TASK INSTRUCTIONS:
Below is a block of records. Copy every line in it that contains the word "ffffff".

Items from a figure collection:
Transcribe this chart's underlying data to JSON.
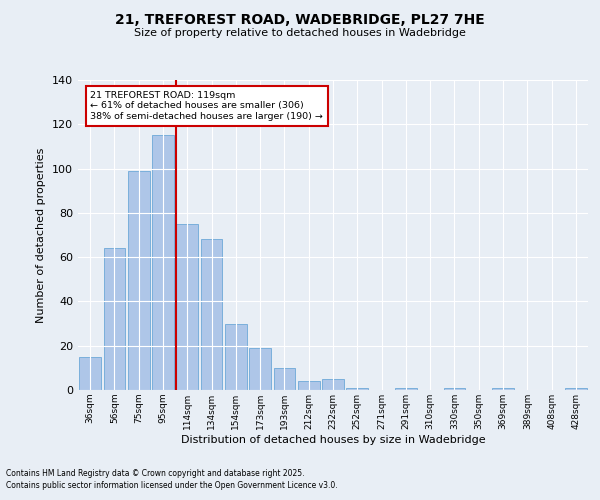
{
  "title": "21, TREFOREST ROAD, WADEBRIDGE, PL27 7HE",
  "subtitle": "Size of property relative to detached houses in Wadebridge",
  "xlabel": "Distribution of detached houses by size in Wadebridge",
  "ylabel": "Number of detached properties",
  "categories": [
    "36sqm",
    "56sqm",
    "75sqm",
    "95sqm",
    "114sqm",
    "134sqm",
    "154sqm",
    "173sqm",
    "193sqm",
    "212sqm",
    "232sqm",
    "252sqm",
    "271sqm",
    "291sqm",
    "310sqm",
    "330sqm",
    "350sqm",
    "369sqm",
    "389sqm",
    "408sqm",
    "428sqm"
  ],
  "values": [
    15,
    64,
    99,
    115,
    75,
    68,
    30,
    19,
    10,
    4,
    5,
    1,
    0,
    1,
    0,
    1,
    0,
    1,
    0,
    0,
    1
  ],
  "bar_color": "#aec6e8",
  "bar_edgecolor": "#5a9fd4",
  "property_line_x": 4,
  "property_line_label": "21 TREFOREST ROAD: 119sqm",
  "annotation_line1": "← 61% of detached houses are smaller (306)",
  "annotation_line2": "38% of semi-detached houses are larger (190) →",
  "red_line_color": "#cc0000",
  "box_facecolor": "#ffffff",
  "box_edgecolor": "#cc0000",
  "ylim": [
    0,
    140
  ],
  "yticks": [
    0,
    20,
    40,
    60,
    80,
    100,
    120,
    140
  ],
  "background_color": "#e8eef5",
  "grid_color": "#ffffff",
  "footnote1": "Contains HM Land Registry data © Crown copyright and database right 2025.",
  "footnote2": "Contains public sector information licensed under the Open Government Licence v3.0."
}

TASK RESPONSE:
  "box_facecolor": "#ffffff",
  "grid_color": "#ffffff",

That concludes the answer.